Dataset rows:
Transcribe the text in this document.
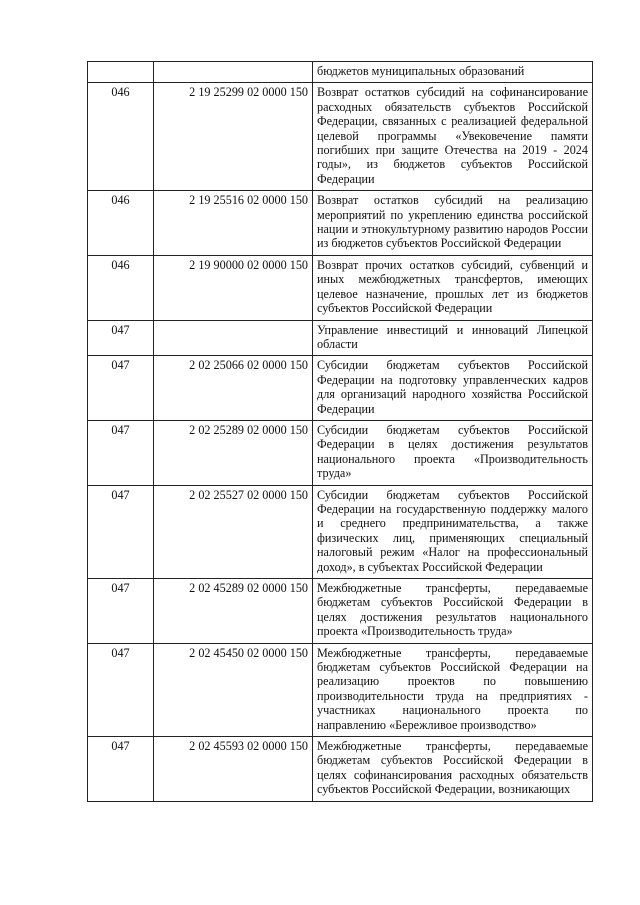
		бюджетов муниципальных образований
046	2 19 25299 02 0000 150	Возврат остатков субсидий на софинансирование расходных обязательств субъектов Российской Федерации, связанных с реализацией федеральной целевой программы «Увековечение памяти погибших при защите Отечества на 2019 - 2024 годы», из бюджетов субъектов Российской Федерации
046	2 19 25516 02 0000 150	Возврат остатков субсидий на реализацию мероприятий по укреплению единства российской нации и этнокультурному развитию народов России из бюджетов субъектов Российской Федерации
046	2 19 90000 02 0000 150	Возврат прочих остатков субсидий, субвенций и иных межбюджетных трансфертов, имеющих целевое назначение, прошлых лет из бюджетов субъектов Российской Федерации
047		Управление инвестиций и инноваций Липецкой области
047	2 02 25066 02 0000 150	Субсидии бюджетам субъектов Российской Федерации на подготовку управленческих кадров для организаций народного хозяйства Российской Федерации
047	2 02 25289 02 0000 150	Субсидии бюджетам субъектов Российской Федерации в целях достижения результатов национального проекта «Производительность труда»
047	2 02 25527 02 0000 150	Субсидии бюджетам субъектов Российской Федерации на государственную поддержку малого и среднего предпринимательства, а также физических лиц, применяющих специальный налоговый режим «Налог на профессиональный доход», в субъектах Российской Федерации
047	2 02 45289 02 0000 150	Межбюджетные трансферты, передаваемые бюджетам субъектов Российской Федерации в целях достижения результатов национального проекта «Производительность труда»
047	2 02 45450 02 0000 150	Межбюджетные трансферты, передаваемые бюджетам субъектов Российской Федерации на реализацию проектов по повышению производительности труда на предприятиях - участниках национального проекта по направлению «Бережливое производство»
047	2 02 45593 02 0000 150	Межбюджетные трансферты, передаваемые бюджетам субъектов Российской Федерации в целях софинансирования расходных обязательств субъектов Российской Федерации, возникающих
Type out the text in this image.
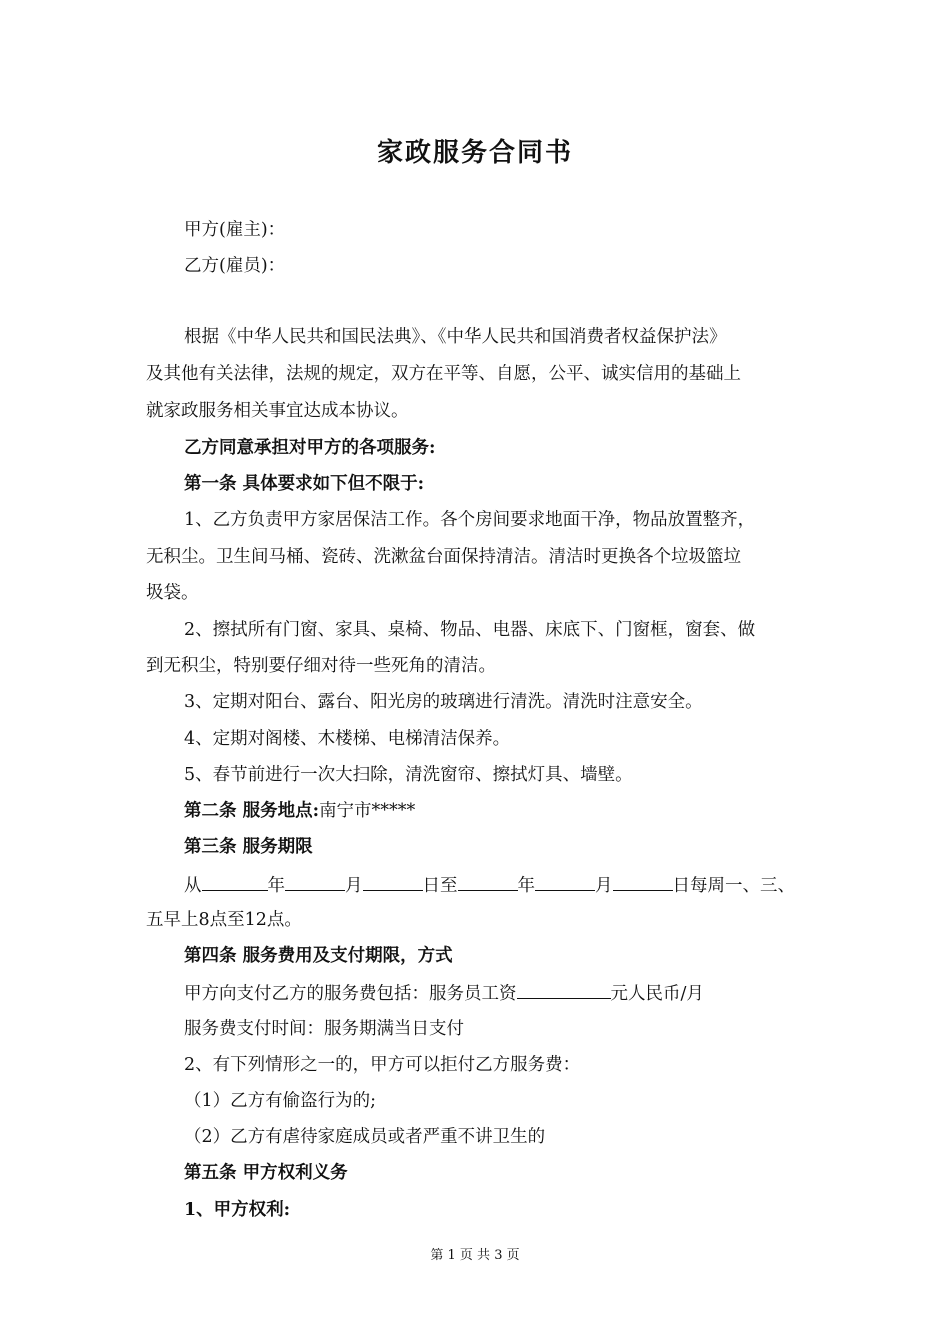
家政服务合同书
甲方(雇主)：
乙方(雇员)：
根据《中华人民共和国民法典》、《中华人民共和国消费者权益保护法》
及其他有关法律，法规的规定，双方在平等、自愿，公平、诚实信用的基础上
就家政服务相关事宜达成本协议。
乙方同意承担对甲方的各项服务:
第一条 具体要求如下但不限于:
1、乙方负责甲方家居保洁工作。各个房间要求地面干净，物品放置整齐，
无积尘。卫生间马桶、瓷砖、洗漱盆台面保持清洁。清洁时更换各个垃圾篮垃
圾袋。
2、擦拭所有门窗、家具、桌椅、物品、电器、床底下、门窗框，窗套、做
到无积尘，特别要仔细对待一些死角的清洁。
3、定期对阳台、露台、阳光房的玻璃进行清洗。清洗时注意安全。
4、定期对阁楼、木楼梯、电梯清洁保养。
5、春节前进行一次大扫除，清洗窗帘、擦拭灯具、墙壁。
第二条 服务地点:南宁市*****
第三条 服务期限
从	年	月	日至	年	月	日每周一、三、
五早上8点至12点。
第四条 服务费用及支付期限，方式
甲方向支付乙方的服务费包括：服务员工资	元人民币/月
服务费支付时间：服务期满当日支付
2、有下列情形之一的，甲方可以拒付乙方服务费：
（1）乙方有偷盗行为的;
（2）乙方有虐待家庭成员或者严重不讲卫生的
第五条 甲方权利义务
1、甲方权利:
第 1 页 共 3 页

The request:
The pictures stay out; repeat exactly the lines from the one with "Type out the text in this image." to the end of the entries above, and nothing else.

Written reply:
Type out the text in this image.
家政服务合同书
甲方(雇主)：
乙方(雇员)：
根据《中华人民共和国民法典》、《中华人民共和国消费者权益保护法》
及其他有关法律，法规的规定，双方在平等、自愿，公平、诚实信用的基础上
就家政服务相关事宜达成本协议。
乙方同意承担对甲方的各项服务:
第一条 具体要求如下但不限于:
1、乙方负责甲方家居保洁工作。各个房间要求地面干净，物品放置整齐，
无积尘。卫生间马桶、瓷砖、洗漱盆台面保持清洁。清洁时更换各个垃圾篮垃
圾袋。
2、擦拭所有门窗、家具、桌椅、物品、电器、床底下、门窗框，窗套、做
到无积尘，特别要仔细对待一些死角的清洁。
3、定期对阳台、露台、阳光房的玻璃进行清洗。清洗时注意安全。
4、定期对阁楼、木楼梯、电梯清洁保养。
5、春节前进行一次大扫除，清洗窗帘、擦拭灯具、墙壁。
第二条 服务地点:南宁市*****
第三条 服务期限
从	年	月	日至	年	月	日每周一、三、
五早上8点至12点。
第四条 服务费用及支付期限，方式
甲方向支付乙方的服务费包括：服务员工资	元人民币/月
服务费支付时间：服务期满当日支付
2、有下列情形之一的，甲方可以拒付乙方服务费：
（1）乙方有偷盗行为的;
（2）乙方有虐待家庭成员或者严重不讲卫生的
第五条 甲方权利义务
1、甲方权利:
第 1 页 共 3 页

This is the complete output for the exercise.